■ **Information provided**
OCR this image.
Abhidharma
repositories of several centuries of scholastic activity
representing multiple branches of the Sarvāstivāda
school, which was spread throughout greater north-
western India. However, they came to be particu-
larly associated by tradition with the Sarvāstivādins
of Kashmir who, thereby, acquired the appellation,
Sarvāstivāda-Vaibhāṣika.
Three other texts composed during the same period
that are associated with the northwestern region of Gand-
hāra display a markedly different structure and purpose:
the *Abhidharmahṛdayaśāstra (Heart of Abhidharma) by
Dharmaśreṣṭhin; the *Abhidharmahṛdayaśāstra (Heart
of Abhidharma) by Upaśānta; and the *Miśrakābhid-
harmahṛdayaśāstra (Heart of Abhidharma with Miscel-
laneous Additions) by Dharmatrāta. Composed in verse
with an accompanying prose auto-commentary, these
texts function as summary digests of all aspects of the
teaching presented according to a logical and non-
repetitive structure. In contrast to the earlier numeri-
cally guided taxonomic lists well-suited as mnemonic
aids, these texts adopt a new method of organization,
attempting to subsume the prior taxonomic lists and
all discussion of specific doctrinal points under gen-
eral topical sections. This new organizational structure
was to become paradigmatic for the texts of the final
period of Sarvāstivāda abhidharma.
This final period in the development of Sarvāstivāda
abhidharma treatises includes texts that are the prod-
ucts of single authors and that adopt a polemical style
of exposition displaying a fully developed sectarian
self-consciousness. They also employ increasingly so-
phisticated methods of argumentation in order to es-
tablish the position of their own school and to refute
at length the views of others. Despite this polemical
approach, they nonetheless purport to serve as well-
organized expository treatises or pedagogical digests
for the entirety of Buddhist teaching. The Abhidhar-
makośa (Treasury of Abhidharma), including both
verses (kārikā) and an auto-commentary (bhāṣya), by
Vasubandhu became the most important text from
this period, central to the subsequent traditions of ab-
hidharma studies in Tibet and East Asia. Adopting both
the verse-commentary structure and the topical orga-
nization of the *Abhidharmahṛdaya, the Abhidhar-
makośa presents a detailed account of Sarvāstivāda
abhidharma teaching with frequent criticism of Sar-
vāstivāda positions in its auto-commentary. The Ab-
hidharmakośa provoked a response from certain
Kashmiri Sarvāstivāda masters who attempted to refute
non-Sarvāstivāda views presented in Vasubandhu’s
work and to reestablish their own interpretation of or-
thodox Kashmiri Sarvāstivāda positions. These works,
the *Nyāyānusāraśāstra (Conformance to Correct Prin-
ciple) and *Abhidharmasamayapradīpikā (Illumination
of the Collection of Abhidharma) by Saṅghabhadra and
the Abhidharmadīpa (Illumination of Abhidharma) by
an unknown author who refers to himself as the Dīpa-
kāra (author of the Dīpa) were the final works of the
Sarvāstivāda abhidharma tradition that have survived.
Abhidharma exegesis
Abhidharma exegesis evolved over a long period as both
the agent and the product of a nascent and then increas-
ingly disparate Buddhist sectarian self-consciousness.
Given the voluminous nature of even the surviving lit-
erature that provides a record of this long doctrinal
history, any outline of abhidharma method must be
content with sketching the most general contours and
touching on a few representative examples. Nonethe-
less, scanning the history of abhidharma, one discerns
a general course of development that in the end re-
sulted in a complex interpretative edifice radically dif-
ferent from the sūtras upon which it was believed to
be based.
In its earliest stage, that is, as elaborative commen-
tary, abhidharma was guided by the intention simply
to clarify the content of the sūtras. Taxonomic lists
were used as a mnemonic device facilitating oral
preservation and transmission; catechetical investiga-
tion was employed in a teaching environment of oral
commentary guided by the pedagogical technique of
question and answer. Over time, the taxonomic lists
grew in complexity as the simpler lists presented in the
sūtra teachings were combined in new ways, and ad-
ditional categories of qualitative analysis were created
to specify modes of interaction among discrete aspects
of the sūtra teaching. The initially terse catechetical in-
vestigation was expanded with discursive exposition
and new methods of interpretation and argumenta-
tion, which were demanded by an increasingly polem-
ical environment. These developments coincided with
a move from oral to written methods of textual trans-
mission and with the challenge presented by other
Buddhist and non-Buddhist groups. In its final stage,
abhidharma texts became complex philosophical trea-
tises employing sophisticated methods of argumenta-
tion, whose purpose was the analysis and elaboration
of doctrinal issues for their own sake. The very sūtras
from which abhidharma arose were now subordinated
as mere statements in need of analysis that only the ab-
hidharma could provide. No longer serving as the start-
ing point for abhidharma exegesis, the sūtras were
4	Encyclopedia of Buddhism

■ **Exercise objective**
Some lines of the data may hold the word "topical". Say how many do, with nothing else.

■ **Answer for this exercise**
2